What you are asked to do:
From the entries provided below, copy each line that contains the word "области".

Saved entries:
= = = = = = =

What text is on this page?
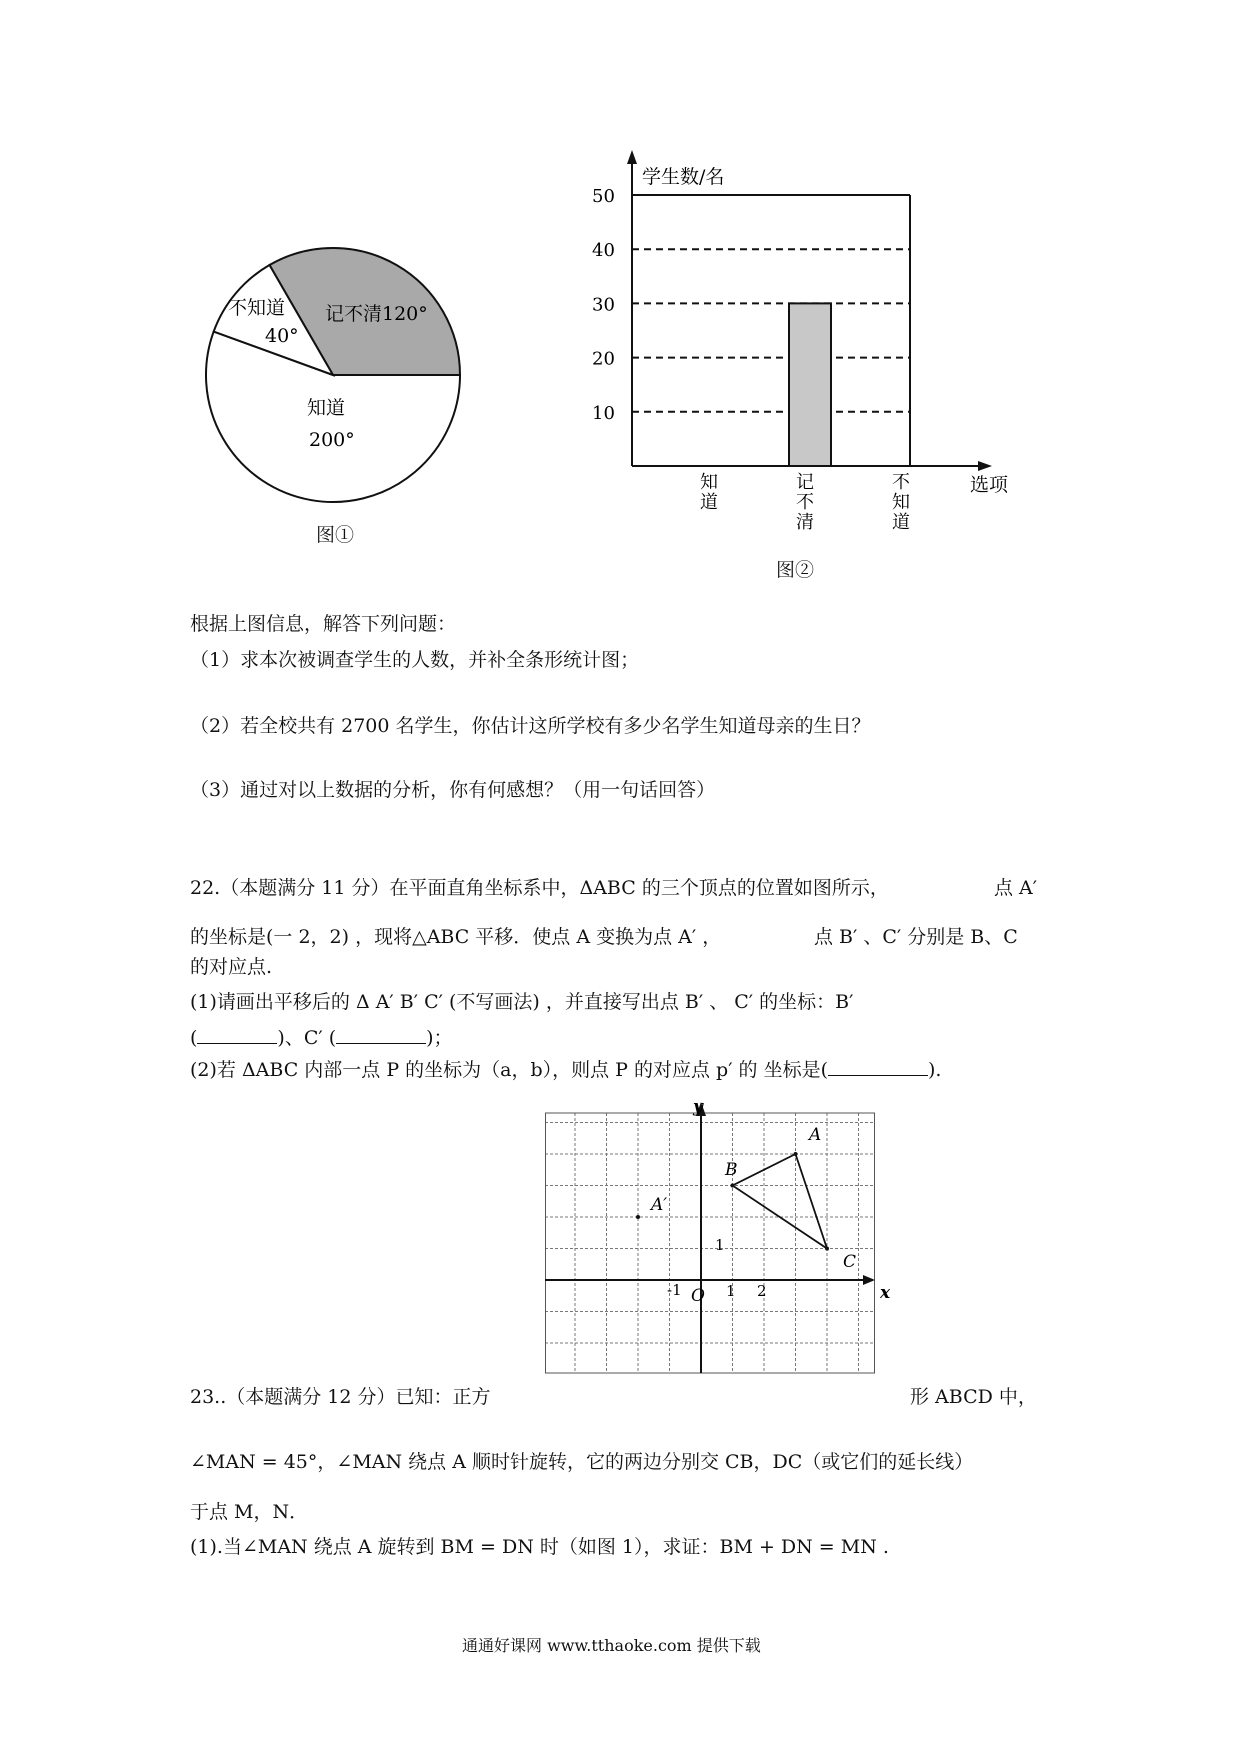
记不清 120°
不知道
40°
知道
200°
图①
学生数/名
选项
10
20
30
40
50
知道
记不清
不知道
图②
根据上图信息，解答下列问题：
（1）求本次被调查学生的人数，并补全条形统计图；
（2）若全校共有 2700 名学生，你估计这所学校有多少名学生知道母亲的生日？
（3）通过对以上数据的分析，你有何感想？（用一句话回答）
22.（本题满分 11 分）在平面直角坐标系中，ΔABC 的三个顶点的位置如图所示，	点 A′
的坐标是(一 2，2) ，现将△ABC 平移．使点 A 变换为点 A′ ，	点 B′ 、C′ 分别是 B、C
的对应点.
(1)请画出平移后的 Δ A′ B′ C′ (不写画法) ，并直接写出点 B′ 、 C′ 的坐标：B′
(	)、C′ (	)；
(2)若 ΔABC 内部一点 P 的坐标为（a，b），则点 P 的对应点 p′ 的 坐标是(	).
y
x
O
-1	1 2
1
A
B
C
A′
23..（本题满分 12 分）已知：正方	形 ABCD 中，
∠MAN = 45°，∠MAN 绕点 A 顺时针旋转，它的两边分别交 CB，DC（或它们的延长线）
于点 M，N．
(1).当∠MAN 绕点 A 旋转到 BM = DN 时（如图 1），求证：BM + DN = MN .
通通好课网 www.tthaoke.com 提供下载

= = = = = = =

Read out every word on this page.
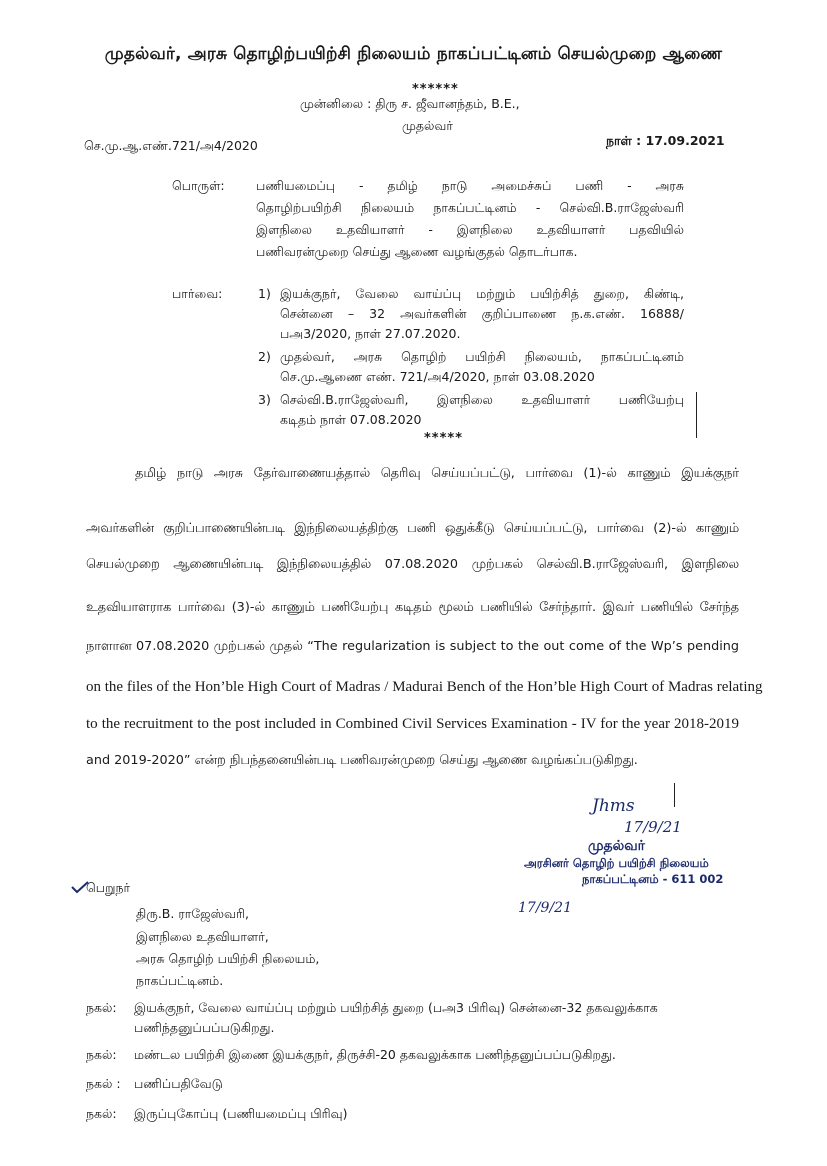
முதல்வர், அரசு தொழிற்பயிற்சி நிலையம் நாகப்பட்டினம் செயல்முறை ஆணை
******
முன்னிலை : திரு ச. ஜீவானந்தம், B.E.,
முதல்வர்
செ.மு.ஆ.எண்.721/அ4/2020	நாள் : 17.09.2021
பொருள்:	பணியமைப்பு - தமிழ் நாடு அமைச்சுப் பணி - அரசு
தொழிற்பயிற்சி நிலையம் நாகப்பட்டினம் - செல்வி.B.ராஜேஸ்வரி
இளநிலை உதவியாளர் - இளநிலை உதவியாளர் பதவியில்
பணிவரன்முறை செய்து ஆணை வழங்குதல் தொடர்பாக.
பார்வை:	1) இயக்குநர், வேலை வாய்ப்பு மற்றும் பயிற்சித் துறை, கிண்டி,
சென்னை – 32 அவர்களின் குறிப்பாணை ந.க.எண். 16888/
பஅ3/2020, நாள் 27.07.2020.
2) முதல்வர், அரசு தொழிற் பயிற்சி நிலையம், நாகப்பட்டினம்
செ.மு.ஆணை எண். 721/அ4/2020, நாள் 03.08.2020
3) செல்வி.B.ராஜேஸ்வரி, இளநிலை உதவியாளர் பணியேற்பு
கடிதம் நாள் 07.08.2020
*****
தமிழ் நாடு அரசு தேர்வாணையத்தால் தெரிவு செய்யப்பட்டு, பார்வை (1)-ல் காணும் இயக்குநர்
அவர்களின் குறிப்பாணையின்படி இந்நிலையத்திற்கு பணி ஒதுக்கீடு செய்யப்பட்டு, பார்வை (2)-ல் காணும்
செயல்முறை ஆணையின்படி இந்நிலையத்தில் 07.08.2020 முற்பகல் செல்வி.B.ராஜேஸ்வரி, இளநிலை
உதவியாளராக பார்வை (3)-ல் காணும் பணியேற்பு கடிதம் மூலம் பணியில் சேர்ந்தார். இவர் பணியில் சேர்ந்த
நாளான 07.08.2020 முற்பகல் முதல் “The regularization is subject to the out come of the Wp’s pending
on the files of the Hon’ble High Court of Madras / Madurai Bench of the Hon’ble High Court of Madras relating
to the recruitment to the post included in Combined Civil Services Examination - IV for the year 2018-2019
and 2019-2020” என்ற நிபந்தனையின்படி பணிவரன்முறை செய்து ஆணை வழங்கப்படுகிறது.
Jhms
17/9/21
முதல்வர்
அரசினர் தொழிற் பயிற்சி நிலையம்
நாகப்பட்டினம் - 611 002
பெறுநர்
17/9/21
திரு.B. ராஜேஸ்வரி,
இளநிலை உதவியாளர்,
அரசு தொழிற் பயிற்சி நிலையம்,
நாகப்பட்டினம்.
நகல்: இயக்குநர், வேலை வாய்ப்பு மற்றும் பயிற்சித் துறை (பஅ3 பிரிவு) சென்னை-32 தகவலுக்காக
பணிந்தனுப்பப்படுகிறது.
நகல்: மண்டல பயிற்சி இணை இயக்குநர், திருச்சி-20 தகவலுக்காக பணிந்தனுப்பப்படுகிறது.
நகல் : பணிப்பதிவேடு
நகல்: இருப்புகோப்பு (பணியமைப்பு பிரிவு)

= = = = = = =

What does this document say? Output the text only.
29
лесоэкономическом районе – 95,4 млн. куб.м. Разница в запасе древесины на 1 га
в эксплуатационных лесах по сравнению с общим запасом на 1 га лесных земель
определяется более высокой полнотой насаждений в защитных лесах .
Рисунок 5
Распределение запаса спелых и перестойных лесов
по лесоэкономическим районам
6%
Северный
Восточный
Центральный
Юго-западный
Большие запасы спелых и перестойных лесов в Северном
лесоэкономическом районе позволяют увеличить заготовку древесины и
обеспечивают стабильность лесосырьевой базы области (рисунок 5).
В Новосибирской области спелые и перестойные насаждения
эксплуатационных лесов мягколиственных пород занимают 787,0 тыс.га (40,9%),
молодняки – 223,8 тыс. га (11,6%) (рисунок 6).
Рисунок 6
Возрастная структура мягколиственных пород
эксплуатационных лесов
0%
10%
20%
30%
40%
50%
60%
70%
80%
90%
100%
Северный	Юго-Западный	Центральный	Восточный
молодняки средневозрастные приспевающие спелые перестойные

= = = = = = =

Answer to the exercise:
обеспечивают стабильность лесосырьевой базы области (рисунок 5).
В Новосибирской области спелые и перестойные насаждения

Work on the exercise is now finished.